## Problem
Images are not part of the copy; write out the rest of the data exactly as given.

Dataset records:
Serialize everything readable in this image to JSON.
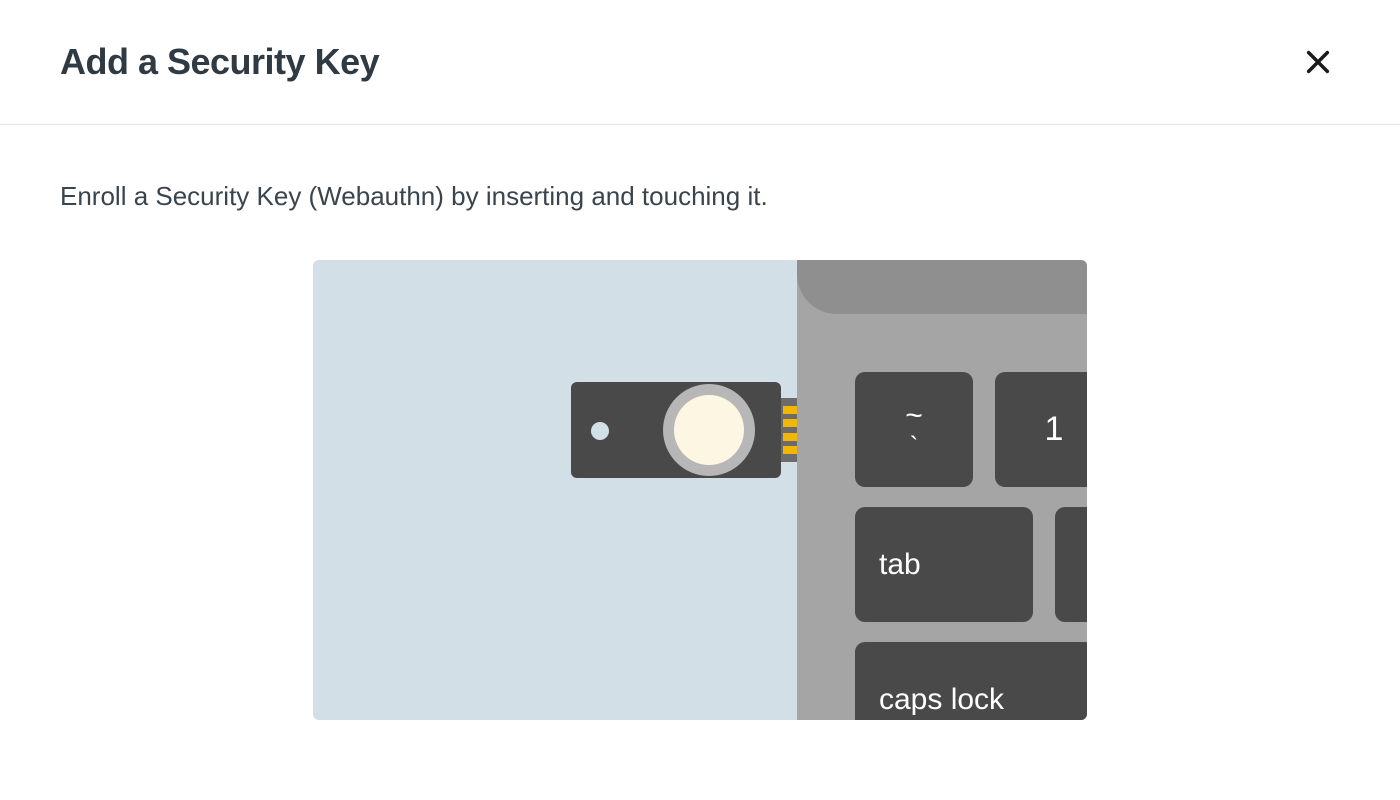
{
  "header": {
    "title": "Add a Security Key"
  },
  "body": {
    "instruction": "Enroll a Security Key (Webauthn) by inserting and touching it."
  },
  "illustration": {
    "keys": {
      "tilde_top": "~",
      "tilde_bottom": "`",
      "one": "1",
      "tab": "tab",
      "caps": "caps lock"
    }
  }
}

## Task output
Serialize everything readable in this image to JSON.
{
  "header": {
    "title": "Add a Security Key"
  },
  "body": {
    "instruction": "Enroll a Security Key (Webauthn) by inserting and touching it."
  },
  "illustration": {
    "keys": {
      "tilde_top": "~",
      "tilde_bottom": "`",
      "one": "1",
      "tab": "tab",
      "caps": "caps lock"
    }
  }
}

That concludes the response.